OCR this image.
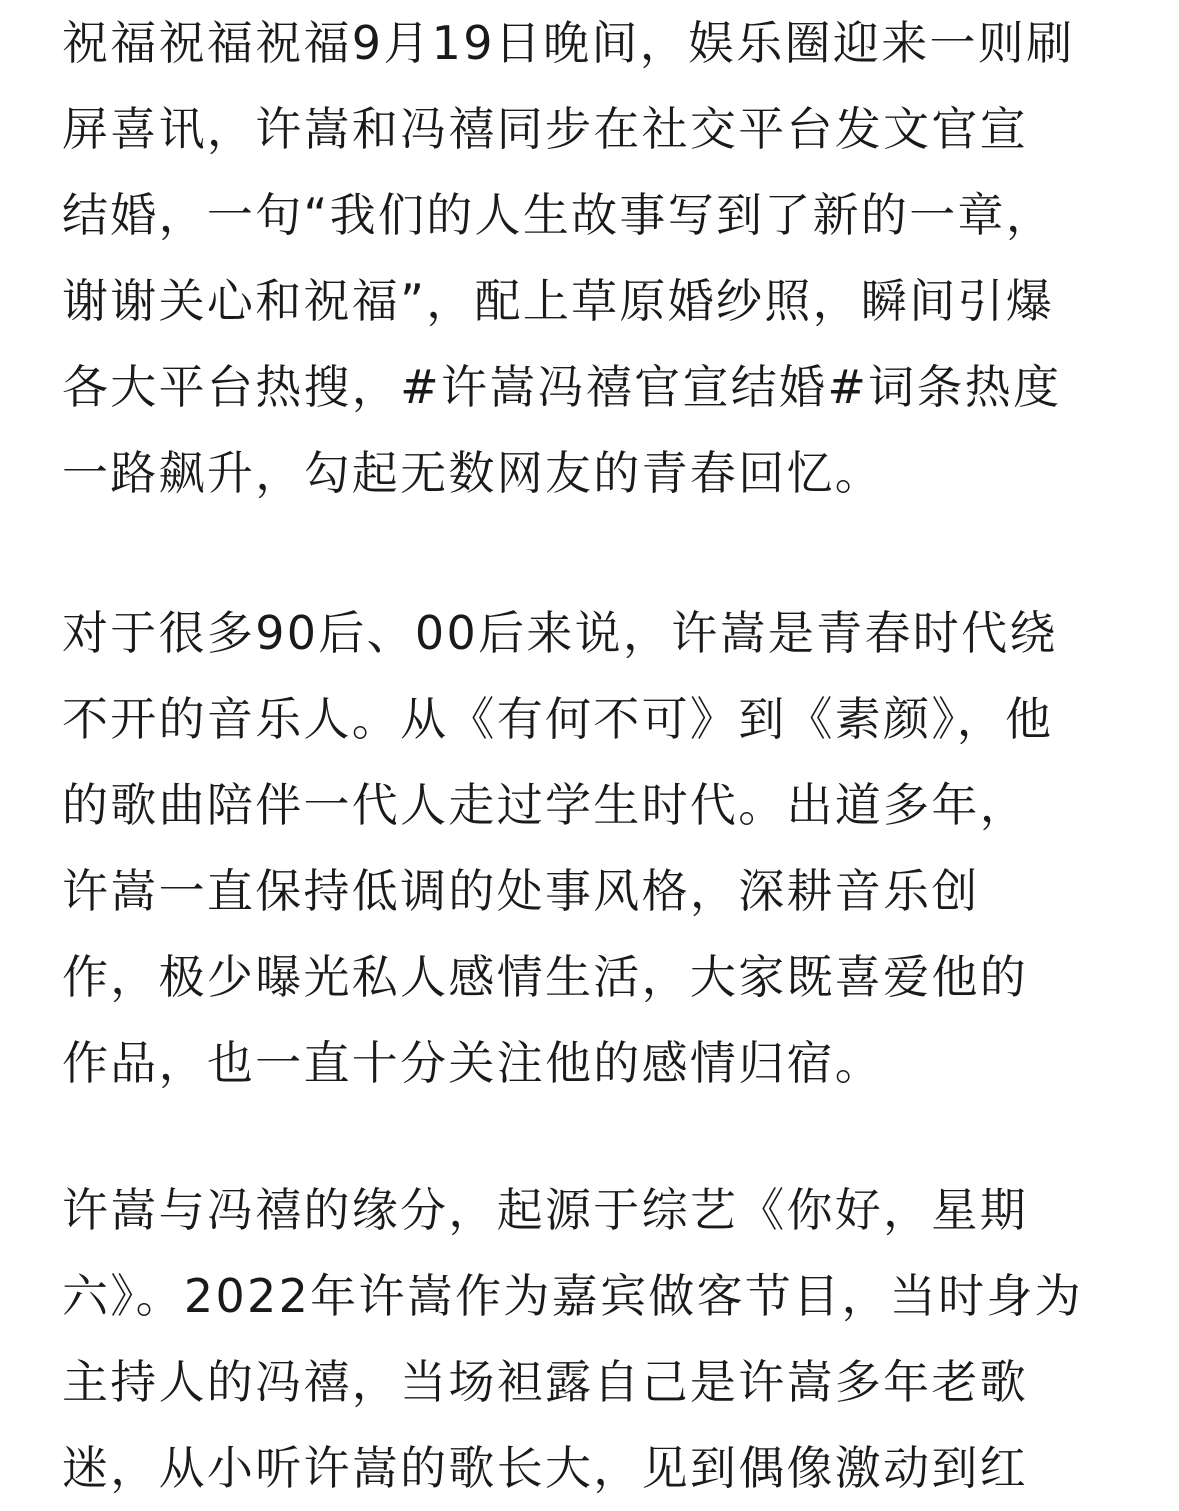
祝福祝福祝福9月19日晚间，娱乐圈迎来一则刷
屏喜讯，许嵩和冯禧同步在社交平台发文官宣
结婚，一句“我们的人生故事写到了新的一章，
谢谢关心和祝福”，配上草原婚纱照，瞬间引爆
各大平台热搜，#许嵩冯禧官宣结婚#词条热度
一路飙升，勾起无数网友的青春回忆。
对于很多90后、00后来说，许嵩是青春时代绕
不开的音乐人。从《有何不可》到《素颜》，他
的歌曲陪伴一代人走过学生时代。出道多年，
许嵩一直保持低调的处事风格，深耕音乐创
作，极少曝光私人感情生活，大家既喜爱他的
作品，也一直十分关注他的感情归宿。
许嵩与冯禧的缘分，起源于综艺《你好，星期
六》。2022年许嵩作为嘉宾做客节目，当时身为
主持人的冯禧，当场袒露自己是许嵩多年老歌
迷，从小听许嵩的歌长大，见到偶像激动到红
======
▸ Exercise requirements: Leave out the pictures and copy every record above exactly.

▸ Result of the exercise:
OCR this image.
祝福祝福祝福9月19日晚间，娱乐圈迎来一则刷
屏喜讯，许嵩和冯禧同步在社交平台发文官宣
结婚，一句“我们的人生故事写到了新的一章，
谢谢关心和祝福”，配上草原婚纱照，瞬间引爆
各大平台热搜，#许嵩冯禧官宣结婚#词条热度
一路飙升，勾起无数网友的青春回忆。
对于很多90后、00后来说，许嵩是青春时代绕
不开的音乐人。从《有何不可》到《素颜》，他
的歌曲陪伴一代人走过学生时代。出道多年，
许嵩一直保持低调的处事风格，深耕音乐创
作，极少曝光私人感情生活，大家既喜爱他的
作品，也一直十分关注他的感情归宿。
许嵩与冯禧的缘分，起源于综艺《你好，星期
六》。2022年许嵩作为嘉宾做客节目，当时身为
主持人的冯禧，当场袒露自己是许嵩多年老歌
迷，从小听许嵩的歌长大，见到偶像激动到红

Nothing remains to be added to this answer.